# [DATA SHOWN]
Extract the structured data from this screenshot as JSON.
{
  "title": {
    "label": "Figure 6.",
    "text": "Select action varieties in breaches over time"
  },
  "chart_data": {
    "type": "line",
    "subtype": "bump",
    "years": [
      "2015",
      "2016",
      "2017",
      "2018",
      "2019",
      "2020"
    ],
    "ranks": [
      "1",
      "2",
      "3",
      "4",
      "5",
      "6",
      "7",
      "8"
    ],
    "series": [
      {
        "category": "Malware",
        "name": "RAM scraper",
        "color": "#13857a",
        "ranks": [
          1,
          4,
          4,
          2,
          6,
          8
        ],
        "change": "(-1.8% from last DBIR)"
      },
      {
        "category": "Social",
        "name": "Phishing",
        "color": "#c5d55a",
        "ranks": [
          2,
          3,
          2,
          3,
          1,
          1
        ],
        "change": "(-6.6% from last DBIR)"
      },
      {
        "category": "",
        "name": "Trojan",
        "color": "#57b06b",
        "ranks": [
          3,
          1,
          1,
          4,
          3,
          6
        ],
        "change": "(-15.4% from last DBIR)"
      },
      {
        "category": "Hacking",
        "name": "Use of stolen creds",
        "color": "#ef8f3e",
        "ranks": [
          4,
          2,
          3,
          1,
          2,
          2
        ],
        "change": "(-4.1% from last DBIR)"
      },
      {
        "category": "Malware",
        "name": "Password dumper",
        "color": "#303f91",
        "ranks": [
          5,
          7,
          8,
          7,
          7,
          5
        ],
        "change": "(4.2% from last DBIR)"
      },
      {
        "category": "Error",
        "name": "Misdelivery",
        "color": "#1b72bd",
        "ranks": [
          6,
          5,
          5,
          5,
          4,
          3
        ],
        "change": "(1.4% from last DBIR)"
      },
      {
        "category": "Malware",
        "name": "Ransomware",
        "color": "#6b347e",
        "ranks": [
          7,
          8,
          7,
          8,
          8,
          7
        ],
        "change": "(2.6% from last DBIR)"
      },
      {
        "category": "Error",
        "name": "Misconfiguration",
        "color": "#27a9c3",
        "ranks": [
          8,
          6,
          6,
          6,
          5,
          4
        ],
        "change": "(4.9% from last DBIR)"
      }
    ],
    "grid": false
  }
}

# [PROBLEM]
Write out all the entries exactly.

# [ANSWER TO THIS PROBLEM]
Extract the structured data from this screenshot as JSON.
{
  "title": {
    "label": "Figure 6.",
    "text": "Select action varieties in breaches over time"
  },
  "chart_data": {
    "type": "line",
    "subtype": "bump",
    "years": [
      "2015",
      "2016",
      "2017",
      "2018",
      "2019",
      "2020"
    ],
    "ranks": [
      "1",
      "2",
      "3",
      "4",
      "5",
      "6",
      "7",
      "8"
    ],
    "series": [
      {
        "category": "Malware",
        "name": "RAM scraper",
        "color": "#13857a",
        "ranks": [
          1,
          4,
          4,
          2,
          6,
          8
        ],
        "change": "(-1.8% from last DBIR)"
      },
      {
        "category": "Social",
        "name": "Phishing",
        "color": "#c5d55a",
        "ranks": [
          2,
          3,
          2,
          3,
          1,
          1
        ],
        "change": "(-6.6% from last DBIR)"
      },
      {
        "category": "",
        "name": "Trojan",
        "color": "#57b06b",
        "ranks": [
          3,
          1,
          1,
          4,
          3,
          6
        ],
        "change": "(-15.4% from last DBIR)"
      },
      {
        "category": "Hacking",
        "name": "Use of stolen creds",
        "color": "#ef8f3e",
        "ranks": [
          4,
          2,
          3,
          1,
          2,
          2
        ],
        "change": "(-4.1% from last DBIR)"
      },
      {
        "category": "Malware",
        "name": "Password dumper",
        "color": "#303f91",
        "ranks": [
          5,
          7,
          8,
          7,
          7,
          5
        ],
        "change": "(4.2% from last DBIR)"
      },
      {
        "category": "Error",
        "name": "Misdelivery",
        "color": "#1b72bd",
        "ranks": [
          6,
          5,
          5,
          5,
          4,
          3
        ],
        "change": "(1.4% from last DBIR)"
      },
      {
        "category": "Malware",
        "name": "Ransomware",
        "color": "#6b347e",
        "ranks": [
          7,
          8,
          7,
          8,
          8,
          7
        ],
        "change": "(2.6% from last DBIR)"
      },
      {
        "category": "Error",
        "name": "Misconfiguration",
        "color": "#27a9c3",
        "ranks": [
          8,
          6,
          6,
          6,
          5,
          4
        ],
        "change": "(4.9% from last DBIR)"
      }
    ],
    "grid": false
  }
}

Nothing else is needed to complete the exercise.